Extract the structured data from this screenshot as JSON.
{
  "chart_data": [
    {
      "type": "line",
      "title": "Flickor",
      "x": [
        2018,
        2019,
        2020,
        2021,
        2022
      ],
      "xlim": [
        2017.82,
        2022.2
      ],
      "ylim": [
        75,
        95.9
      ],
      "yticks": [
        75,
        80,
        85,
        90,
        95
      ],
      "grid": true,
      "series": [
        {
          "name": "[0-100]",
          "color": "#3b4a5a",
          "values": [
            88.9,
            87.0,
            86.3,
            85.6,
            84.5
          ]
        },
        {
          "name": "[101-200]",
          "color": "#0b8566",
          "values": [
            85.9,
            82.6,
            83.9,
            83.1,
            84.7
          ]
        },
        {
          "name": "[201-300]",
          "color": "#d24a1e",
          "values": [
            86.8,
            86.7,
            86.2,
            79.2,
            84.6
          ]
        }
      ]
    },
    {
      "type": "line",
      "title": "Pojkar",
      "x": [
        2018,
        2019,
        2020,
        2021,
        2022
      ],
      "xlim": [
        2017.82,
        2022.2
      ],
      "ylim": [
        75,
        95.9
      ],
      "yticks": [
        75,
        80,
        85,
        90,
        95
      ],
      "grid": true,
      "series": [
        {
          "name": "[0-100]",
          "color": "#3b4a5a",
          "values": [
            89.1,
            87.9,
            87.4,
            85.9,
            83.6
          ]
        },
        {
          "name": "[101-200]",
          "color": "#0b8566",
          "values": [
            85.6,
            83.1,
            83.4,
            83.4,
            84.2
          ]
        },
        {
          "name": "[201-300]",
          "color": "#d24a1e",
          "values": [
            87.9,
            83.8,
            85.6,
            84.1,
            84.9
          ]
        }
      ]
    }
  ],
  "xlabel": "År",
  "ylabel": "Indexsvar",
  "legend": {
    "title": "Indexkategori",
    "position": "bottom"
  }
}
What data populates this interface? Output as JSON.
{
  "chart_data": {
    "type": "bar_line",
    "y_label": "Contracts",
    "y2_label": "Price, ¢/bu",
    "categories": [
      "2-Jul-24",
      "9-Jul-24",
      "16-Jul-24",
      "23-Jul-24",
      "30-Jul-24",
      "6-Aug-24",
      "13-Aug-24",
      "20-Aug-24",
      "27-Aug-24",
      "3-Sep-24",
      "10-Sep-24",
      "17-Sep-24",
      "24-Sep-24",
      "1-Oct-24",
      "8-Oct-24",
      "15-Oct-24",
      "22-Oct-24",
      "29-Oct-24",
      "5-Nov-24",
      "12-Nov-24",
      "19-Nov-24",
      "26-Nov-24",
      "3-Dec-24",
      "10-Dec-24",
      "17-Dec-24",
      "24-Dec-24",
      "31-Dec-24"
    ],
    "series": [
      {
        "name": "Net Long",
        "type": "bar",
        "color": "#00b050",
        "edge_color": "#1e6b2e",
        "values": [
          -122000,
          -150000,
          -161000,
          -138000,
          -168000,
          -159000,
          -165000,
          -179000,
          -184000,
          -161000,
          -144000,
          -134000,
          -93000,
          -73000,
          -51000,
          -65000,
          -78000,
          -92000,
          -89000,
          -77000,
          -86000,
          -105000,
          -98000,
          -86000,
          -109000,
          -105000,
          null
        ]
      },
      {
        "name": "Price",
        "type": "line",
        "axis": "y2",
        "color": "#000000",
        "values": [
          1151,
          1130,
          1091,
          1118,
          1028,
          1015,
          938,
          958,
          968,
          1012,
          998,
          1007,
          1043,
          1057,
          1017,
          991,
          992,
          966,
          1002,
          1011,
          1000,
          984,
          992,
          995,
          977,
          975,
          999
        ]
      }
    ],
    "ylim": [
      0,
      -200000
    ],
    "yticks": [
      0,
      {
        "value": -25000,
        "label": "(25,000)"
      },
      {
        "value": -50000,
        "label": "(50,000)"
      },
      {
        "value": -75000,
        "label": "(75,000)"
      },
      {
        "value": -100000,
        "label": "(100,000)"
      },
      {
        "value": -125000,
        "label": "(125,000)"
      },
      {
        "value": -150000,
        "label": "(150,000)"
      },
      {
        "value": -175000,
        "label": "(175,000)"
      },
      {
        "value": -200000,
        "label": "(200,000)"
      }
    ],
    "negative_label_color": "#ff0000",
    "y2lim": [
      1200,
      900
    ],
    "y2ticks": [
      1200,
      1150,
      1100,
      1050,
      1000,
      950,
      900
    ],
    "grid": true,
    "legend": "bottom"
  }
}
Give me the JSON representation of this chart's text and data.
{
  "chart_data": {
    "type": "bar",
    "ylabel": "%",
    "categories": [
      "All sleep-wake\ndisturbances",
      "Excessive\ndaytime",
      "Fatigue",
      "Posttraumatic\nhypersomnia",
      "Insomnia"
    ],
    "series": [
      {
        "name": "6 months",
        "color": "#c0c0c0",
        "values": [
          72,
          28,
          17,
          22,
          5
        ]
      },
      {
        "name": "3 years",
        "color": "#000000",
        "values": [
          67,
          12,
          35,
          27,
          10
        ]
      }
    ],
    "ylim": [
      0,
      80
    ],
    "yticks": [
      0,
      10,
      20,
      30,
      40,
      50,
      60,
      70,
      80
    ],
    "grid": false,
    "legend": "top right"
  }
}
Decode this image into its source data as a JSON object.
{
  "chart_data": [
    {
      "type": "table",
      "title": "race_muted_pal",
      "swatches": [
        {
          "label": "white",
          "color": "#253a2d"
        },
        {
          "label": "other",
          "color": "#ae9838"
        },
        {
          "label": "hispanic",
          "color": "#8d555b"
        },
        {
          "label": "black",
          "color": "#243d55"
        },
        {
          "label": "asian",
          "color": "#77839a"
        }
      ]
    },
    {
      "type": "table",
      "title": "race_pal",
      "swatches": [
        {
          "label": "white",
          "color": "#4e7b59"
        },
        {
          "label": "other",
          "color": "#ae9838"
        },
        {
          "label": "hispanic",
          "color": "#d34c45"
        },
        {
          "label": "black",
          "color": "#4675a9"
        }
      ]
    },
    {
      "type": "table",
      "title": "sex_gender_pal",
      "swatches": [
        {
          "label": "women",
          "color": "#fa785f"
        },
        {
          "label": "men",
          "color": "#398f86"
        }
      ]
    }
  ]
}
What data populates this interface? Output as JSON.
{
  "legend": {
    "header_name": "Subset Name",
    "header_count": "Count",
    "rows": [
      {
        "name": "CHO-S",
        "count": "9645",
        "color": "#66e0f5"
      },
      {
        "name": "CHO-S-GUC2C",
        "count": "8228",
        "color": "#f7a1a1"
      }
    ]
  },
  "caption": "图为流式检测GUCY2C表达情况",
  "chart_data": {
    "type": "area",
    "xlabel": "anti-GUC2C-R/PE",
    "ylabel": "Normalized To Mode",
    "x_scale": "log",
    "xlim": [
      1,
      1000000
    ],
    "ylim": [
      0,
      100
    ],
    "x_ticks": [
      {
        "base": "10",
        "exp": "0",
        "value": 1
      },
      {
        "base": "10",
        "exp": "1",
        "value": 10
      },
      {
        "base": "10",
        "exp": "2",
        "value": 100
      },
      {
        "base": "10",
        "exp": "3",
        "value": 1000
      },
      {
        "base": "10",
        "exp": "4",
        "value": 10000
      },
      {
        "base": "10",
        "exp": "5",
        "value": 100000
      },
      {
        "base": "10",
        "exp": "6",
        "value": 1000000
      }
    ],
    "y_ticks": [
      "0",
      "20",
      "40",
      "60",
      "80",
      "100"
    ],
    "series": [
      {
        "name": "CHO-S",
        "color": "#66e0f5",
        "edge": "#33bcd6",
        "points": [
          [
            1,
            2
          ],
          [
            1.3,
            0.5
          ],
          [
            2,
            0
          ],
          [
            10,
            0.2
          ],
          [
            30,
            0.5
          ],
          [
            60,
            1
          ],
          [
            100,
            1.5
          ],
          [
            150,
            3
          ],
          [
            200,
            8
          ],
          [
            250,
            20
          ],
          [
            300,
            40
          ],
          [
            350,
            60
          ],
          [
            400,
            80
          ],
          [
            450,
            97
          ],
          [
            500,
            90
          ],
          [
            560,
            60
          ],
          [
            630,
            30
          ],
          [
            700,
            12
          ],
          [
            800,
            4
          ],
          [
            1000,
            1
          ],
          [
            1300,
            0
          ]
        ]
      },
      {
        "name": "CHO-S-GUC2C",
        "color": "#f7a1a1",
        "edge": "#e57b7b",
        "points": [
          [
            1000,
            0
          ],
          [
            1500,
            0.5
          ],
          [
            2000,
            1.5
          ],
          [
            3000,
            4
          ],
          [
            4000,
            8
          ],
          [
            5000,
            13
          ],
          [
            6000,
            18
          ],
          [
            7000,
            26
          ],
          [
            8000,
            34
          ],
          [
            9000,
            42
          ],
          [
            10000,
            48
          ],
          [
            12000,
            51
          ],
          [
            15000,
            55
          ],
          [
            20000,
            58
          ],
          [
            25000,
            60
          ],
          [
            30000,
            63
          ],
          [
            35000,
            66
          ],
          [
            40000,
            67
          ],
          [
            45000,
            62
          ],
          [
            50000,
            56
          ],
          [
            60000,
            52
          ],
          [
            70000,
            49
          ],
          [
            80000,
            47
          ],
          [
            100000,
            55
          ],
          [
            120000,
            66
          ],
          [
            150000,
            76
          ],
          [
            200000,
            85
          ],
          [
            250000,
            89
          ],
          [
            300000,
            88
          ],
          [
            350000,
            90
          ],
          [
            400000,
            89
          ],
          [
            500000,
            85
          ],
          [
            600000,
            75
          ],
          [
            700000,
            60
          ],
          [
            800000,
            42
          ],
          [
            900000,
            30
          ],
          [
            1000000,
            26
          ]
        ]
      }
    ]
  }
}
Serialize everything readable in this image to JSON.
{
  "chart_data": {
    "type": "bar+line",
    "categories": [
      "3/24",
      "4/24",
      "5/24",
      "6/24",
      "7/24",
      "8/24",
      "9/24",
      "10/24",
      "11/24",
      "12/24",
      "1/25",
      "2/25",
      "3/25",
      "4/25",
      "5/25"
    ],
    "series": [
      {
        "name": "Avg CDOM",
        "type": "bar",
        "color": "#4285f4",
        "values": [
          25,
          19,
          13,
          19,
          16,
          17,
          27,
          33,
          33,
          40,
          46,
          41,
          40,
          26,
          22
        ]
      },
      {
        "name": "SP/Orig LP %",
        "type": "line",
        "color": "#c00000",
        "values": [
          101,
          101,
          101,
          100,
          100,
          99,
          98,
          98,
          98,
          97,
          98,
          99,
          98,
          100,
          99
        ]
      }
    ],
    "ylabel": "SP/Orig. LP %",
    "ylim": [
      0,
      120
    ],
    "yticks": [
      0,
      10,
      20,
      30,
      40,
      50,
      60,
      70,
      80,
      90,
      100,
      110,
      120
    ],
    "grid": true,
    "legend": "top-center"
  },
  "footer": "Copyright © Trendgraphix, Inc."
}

• **Requirements**
Check each line of the entries above, and show every one holding the word "title".

• **Exercise solution**
      "title": "Flickor",
      "title": "Pojkar",
    "title": "Indexkategori",
      "title": "race_muted_pal",
      "title": "race_pal",
      "title": "sex_gender_pal",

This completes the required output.